> _Required work_:
All of the lines below are to be printed again exactly; images are excluded from the output.

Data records
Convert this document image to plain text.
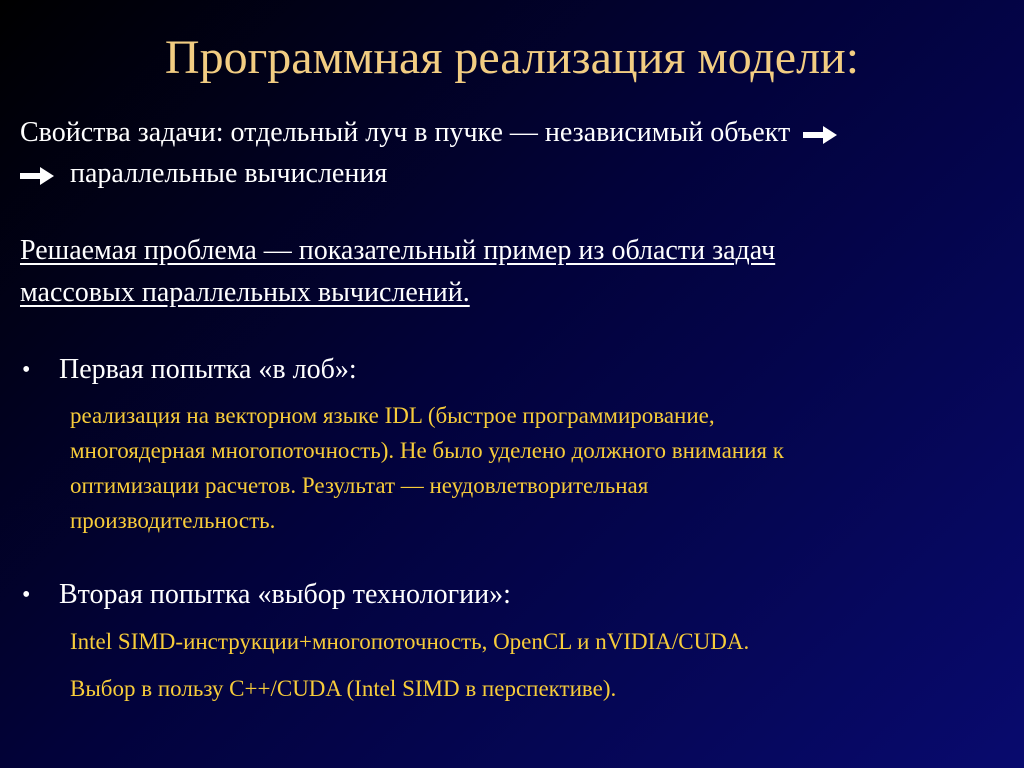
Программная реализация модели:
Свойства задачи: отдельный луч в пучке — независимый объект
параллельные вычисления
Решаемая проблема — показательный пример из области задач
массовых параллельных вычислений.
• Первая попытка «в лоб»:
реализация на векторном языке IDL (быстрое программирование,
многоядерная многопоточность). Не было уделено должного внимания к
оптимизации расчетов. Результат — неудовлетворительная
производительность.
• Вторая попытка «выбор технологии»:
Intel SIMD-инструкции+многопоточность, OpenCL и nVIDIA/CUDA.
Выбор в пользу C++/CUDA (Intel SIMD в перспективе).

> _Answer to the exercise_:
Convert this document image to plain text.
Программная реализация модели:
Свойства задачи: отдельный луч в пучке — независимый объект
параллельные вычисления
Решаемая проблема — показательный пример из области задач
массовых параллельных вычислений.
• Первая попытка «в лоб»:
реализация на векторном языке IDL (быстрое программирование,
многоядерная многопоточность). Не было уделено должного внимания к
оптимизации расчетов. Результат — неудовлетворительная
производительность.
• Вторая попытка «выбор технологии»:
Intel SIMD-инструкции+многопоточность, OpenCL и nVIDIA/CUDA.
Выбор в пользу C++/CUDA (Intel SIMD в перспективе).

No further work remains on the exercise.